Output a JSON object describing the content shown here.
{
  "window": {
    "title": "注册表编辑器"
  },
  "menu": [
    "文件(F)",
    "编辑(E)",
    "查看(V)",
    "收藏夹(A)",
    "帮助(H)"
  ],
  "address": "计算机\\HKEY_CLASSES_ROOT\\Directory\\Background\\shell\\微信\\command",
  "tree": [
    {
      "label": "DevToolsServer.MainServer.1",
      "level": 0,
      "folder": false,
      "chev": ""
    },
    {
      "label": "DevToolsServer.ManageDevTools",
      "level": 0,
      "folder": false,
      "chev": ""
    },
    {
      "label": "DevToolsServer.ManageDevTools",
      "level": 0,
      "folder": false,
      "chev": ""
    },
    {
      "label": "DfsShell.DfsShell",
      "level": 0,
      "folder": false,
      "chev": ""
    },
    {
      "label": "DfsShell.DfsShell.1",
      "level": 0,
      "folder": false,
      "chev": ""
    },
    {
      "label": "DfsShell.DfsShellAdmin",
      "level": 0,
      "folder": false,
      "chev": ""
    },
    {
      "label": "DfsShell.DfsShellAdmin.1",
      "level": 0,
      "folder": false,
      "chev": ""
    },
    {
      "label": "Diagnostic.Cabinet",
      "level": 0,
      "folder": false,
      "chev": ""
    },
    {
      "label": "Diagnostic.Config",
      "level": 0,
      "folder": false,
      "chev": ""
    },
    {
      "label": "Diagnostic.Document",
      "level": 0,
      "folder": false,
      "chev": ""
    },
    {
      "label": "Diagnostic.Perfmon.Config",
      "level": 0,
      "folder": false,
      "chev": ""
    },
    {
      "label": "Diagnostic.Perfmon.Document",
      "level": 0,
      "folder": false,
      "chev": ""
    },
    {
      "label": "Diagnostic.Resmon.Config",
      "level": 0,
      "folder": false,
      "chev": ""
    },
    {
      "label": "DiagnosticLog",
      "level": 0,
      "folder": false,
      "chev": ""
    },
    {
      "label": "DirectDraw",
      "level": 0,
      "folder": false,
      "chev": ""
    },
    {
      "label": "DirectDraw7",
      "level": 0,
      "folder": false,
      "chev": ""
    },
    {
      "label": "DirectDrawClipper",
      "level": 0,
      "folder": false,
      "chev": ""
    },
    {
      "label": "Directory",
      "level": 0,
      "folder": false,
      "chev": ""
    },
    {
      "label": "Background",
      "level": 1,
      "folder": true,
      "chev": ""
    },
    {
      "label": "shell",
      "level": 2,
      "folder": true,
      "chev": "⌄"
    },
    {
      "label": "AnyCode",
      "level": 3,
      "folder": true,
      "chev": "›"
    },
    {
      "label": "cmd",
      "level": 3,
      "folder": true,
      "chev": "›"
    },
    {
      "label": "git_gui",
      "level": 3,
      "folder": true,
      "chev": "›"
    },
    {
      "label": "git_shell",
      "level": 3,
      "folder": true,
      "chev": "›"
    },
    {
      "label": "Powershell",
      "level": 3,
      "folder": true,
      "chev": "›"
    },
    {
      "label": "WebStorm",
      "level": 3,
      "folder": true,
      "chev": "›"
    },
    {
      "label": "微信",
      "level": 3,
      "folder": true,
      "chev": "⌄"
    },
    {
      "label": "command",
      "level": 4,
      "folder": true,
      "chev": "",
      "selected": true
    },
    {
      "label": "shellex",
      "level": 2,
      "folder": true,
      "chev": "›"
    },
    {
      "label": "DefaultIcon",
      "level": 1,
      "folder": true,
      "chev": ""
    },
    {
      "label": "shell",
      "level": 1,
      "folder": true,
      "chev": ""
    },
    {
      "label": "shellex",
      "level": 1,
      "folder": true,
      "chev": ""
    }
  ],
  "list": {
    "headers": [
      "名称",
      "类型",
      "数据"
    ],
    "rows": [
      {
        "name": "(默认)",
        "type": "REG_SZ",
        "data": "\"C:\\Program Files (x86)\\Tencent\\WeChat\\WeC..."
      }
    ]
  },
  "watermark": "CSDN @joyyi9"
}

TO DO: Reproduce the material precisely, including every line.

ANSWER FOR THE TASK:
Output a JSON object describing the content shown here.
{
  "window": {
    "title": "注册表编辑器"
  },
  "menu": [
    "文件(F)",
    "编辑(E)",
    "查看(V)",
    "收藏夹(A)",
    "帮助(H)"
  ],
  "address": "计算机\\HKEY_CLASSES_ROOT\\Directory\\Background\\shell\\微信\\command",
  "tree": [
    {
      "label": "DevToolsServer.MainServer.1",
      "level": 0,
      "folder": false,
      "chev": ""
    },
    {
      "label": "DevToolsServer.ManageDevTools",
      "level": 0,
      "folder": false,
      "chev": ""
    },
    {
      "label": "DevToolsServer.ManageDevTools",
      "level": 0,
      "folder": false,
      "chev": ""
    },
    {
      "label": "DfsShell.DfsShell",
      "level": 0,
      "folder": false,
      "chev": ""
    },
    {
      "label": "DfsShell.DfsShell.1",
      "level": 0,
      "folder": false,
      "chev": ""
    },
    {
      "label": "DfsShell.DfsShellAdmin",
      "level": 0,
      "folder": false,
      "chev": ""
    },
    {
      "label": "DfsShell.DfsShellAdmin.1",
      "level": 0,
      "folder": false,
      "chev": ""
    },
    {
      "label": "Diagnostic.Cabinet",
      "level": 0,
      "folder": false,
      "chev": ""
    },
    {
      "label": "Diagnostic.Config",
      "level": 0,
      "folder": false,
      "chev": ""
    },
    {
      "label": "Diagnostic.Document",
      "level": 0,
      "folder": false,
      "chev": ""
    },
    {
      "label": "Diagnostic.Perfmon.Config",
      "level": 0,
      "folder": false,
      "chev": ""
    },
    {
      "label": "Diagnostic.Perfmon.Document",
      "level": 0,
      "folder": false,
      "chev": ""
    },
    {
      "label": "Diagnostic.Resmon.Config",
      "level": 0,
      "folder": false,
      "chev": ""
    },
    {
      "label": "DiagnosticLog",
      "level": 0,
      "folder": false,
      "chev": ""
    },
    {
      "label": "DirectDraw",
      "level": 0,
      "folder": false,
      "chev": ""
    },
    {
      "label": "DirectDraw7",
      "level": 0,
      "folder": false,
      "chev": ""
    },
    {
      "label": "DirectDrawClipper",
      "level": 0,
      "folder": false,
      "chev": ""
    },
    {
      "label": "Directory",
      "level": 0,
      "folder": false,
      "chev": ""
    },
    {
      "label": "Background",
      "level": 1,
      "folder": true,
      "chev": ""
    },
    {
      "label": "shell",
      "level": 2,
      "folder": true,
      "chev": "⌄"
    },
    {
      "label": "AnyCode",
      "level": 3,
      "folder": true,
      "chev": "›"
    },
    {
      "label": "cmd",
      "level": 3,
      "folder": true,
      "chev": "›"
    },
    {
      "label": "git_gui",
      "level": 3,
      "folder": true,
      "chev": "›"
    },
    {
      "label": "git_shell",
      "level": 3,
      "folder": true,
      "chev": "›"
    },
    {
      "label": "Powershell",
      "level": 3,
      "folder": true,
      "chev": "›"
    },
    {
      "label": "WebStorm",
      "level": 3,
      "folder": true,
      "chev": "›"
    },
    {
      "label": "微信",
      "level": 3,
      "folder": true,
      "chev": "⌄"
    },
    {
      "label": "command",
      "level": 4,
      "folder": true,
      "chev": "",
      "selected": true
    },
    {
      "label": "shellex",
      "level": 2,
      "folder": true,
      "chev": "›"
    },
    {
      "label": "DefaultIcon",
      "level": 1,
      "folder": true,
      "chev": ""
    },
    {
      "label": "shell",
      "level": 1,
      "folder": true,
      "chev": ""
    },
    {
      "label": "shellex",
      "level": 1,
      "folder": true,
      "chev": ""
    }
  ],
  "list": {
    "headers": [
      "名称",
      "类型",
      "数据"
    ],
    "rows": [
      {
        "name": "(默认)",
        "type": "REG_SZ",
        "data": "\"C:\\Program Files (x86)\\Tencent\\WeChat\\WeC..."
      }
    ]
  },
  "watermark": "CSDN @joyyi9"
}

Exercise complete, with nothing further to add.